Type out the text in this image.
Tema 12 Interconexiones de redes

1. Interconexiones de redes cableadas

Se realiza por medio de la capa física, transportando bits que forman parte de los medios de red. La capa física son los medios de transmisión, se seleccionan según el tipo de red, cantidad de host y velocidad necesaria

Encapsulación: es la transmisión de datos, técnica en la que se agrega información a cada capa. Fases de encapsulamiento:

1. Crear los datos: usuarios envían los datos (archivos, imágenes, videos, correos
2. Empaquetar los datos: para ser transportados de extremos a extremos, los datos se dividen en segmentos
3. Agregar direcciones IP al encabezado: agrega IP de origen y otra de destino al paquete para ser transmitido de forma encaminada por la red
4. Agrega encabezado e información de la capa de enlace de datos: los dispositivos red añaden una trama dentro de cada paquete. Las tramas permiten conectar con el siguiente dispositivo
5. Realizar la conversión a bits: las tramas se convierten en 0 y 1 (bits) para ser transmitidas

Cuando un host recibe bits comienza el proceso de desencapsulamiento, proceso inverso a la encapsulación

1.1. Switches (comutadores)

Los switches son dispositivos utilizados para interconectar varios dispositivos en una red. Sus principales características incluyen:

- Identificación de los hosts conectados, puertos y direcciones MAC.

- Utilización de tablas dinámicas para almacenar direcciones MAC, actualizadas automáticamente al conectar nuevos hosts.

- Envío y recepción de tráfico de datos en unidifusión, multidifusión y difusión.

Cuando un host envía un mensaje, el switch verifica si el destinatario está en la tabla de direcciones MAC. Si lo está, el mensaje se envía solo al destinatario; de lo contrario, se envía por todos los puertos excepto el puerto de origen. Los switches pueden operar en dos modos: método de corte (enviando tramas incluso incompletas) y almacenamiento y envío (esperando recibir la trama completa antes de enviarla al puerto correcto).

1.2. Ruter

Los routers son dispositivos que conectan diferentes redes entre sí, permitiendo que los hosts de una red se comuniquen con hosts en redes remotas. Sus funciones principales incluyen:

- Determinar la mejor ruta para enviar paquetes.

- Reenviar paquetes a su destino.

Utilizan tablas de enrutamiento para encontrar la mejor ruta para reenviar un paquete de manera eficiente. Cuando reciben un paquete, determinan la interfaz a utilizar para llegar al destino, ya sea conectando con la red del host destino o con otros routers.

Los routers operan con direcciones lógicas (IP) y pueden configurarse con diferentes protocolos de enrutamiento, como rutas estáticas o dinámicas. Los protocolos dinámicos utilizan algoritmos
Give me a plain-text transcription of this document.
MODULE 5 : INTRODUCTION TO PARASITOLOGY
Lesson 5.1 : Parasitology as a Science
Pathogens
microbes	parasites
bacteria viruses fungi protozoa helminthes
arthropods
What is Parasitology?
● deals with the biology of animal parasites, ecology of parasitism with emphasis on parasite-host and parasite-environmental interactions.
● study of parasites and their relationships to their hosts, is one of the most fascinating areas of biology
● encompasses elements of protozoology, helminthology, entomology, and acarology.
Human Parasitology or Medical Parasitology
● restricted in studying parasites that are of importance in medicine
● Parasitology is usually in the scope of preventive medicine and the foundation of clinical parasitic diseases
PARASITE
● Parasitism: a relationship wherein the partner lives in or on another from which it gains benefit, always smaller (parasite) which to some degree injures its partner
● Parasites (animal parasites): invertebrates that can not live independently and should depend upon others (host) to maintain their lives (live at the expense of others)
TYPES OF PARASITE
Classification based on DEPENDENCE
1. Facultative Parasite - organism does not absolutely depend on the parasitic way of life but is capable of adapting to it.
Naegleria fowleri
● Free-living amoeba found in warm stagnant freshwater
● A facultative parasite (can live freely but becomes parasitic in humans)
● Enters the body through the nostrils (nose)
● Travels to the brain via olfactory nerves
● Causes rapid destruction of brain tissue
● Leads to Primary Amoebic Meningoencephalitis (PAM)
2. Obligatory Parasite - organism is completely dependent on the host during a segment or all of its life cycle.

--------------------------------------------------

> _Task item_
Please copy out the records exactly as they appear.

> _Task result_
Type out the text in this image.
Tema 12 Interconexiones de redes

1. Interconexiones de redes cableadas

Se realiza por medio de la capa física, transportando bits que forman parte de los medios de red. La capa física son los medios de transmisión, se seleccionan según el tipo de red, cantidad de host y velocidad necesaria

Encapsulación: es la transmisión de datos, técnica en la que se agrega información a cada capa. Fases de encapsulamiento:

1. Crear los datos: usuarios envían los datos (archivos, imágenes, videos, correos
2. Empaquetar los datos: para ser transportados de extremos a extremos, los datos se dividen en segmentos
3. Agregar direcciones IP al encabezado: agrega IP de origen y otra de destino al paquete para ser transmitido de forma encaminada por la red
4. Agrega encabezado e información de la capa de enlace de datos: los dispositivos red añaden una trama dentro de cada paquete. Las tramas permiten conectar con el siguiente dispositivo
5. Realizar la conversión a bits: las tramas se convierten en 0 y 1 (bits) para ser transmitidas

Cuando un host recibe bits comienza el proceso de desencapsulamiento, proceso inverso a la encapsulación

1.1. Switches (comutadores)

Los switches son dispositivos utilizados para interconectar varios dispositivos en una red. Sus principales características incluyen:

- Identificación de los hosts conectados, puertos y direcciones MAC.

- Utilización de tablas dinámicas para almacenar direcciones MAC, actualizadas automáticamente al conectar nuevos hosts.

- Envío y recepción de tráfico de datos en unidifusión, multidifusión y difusión.

Cuando un host envía un mensaje, el switch verifica si el destinatario está en la tabla de direcciones MAC. Si lo está, el mensaje se envía solo al destinatario; de lo contrario, se envía por todos los puertos excepto el puerto de origen. Los switches pueden operar en dos modos: método de corte (enviando tramas incluso incompletas) y almacenamiento y envío (esperando recibir la trama completa antes de enviarla al puerto correcto).

1.2. Ruter

Los routers son dispositivos que conectan diferentes redes entre sí, permitiendo que los hosts de una red se comuniquen con hosts en redes remotas. Sus funciones principales incluyen:

- Determinar la mejor ruta para enviar paquetes.

- Reenviar paquetes a su destino.

Utilizan tablas de enrutamiento para encontrar la mejor ruta para reenviar un paquete de manera eficiente. Cuando reciben un paquete, determinan la interfaz a utilizar para llegar al destino, ya sea conectando con la red del host destino o con otros routers.

Los routers operan con direcciones lógicas (IP) y pueden configurarse con diferentes protocolos de enrutamiento, como rutas estáticas o dinámicas. Los protocolos dinámicos utilizan algoritmos
Give me a plain-text transcription of this document.
MODULE 5 : INTRODUCTION TO PARASITOLOGY
Lesson 5.1 : Parasitology as a Science
Pathogens
microbes	parasites
bacteria viruses fungi protozoa helminthes
arthropods
What is Parasitology?
● deals with the biology of animal parasites, ecology of parasitism with emphasis on parasite-host and parasite-environmental interactions.
● study of parasites and their relationships to their hosts, is one of the most fascinating areas of biology
● encompasses elements of protozoology, helminthology, entomology, and acarology.
Human Parasitology or Medical Parasitology
● restricted in studying parasites that are of importance in medicine
● Parasitology is usually in the scope of preventive medicine and the foundation of clinical parasitic diseases
PARASITE
● Parasitism: a relationship wherein the partner lives in or on another from which it gains benefit, always smaller (parasite) which to some degree injures its partner
● Parasites (animal parasites): invertebrates that can not live independently and should depend upon others (host) to maintain their lives (live at the expense of others)
TYPES OF PARASITE
Classification based on DEPENDENCE
1. Facultative Parasite - organism does not absolutely depend on the parasitic way of life but is capable of adapting to it.
Naegleria fowleri
● Free-living amoeba found in warm stagnant freshwater
● A facultative parasite (can live freely but becomes parasitic in humans)
● Enters the body through the nostrils (nose)
● Travels to the brain via olfactory nerves
● Causes rapid destruction of brain tissue
● Leads to Primary Amoebic Meningoencephalitis (PAM)
2. Obligatory Parasite - organism is completely dependent on the host during a segment or all of its life cycle.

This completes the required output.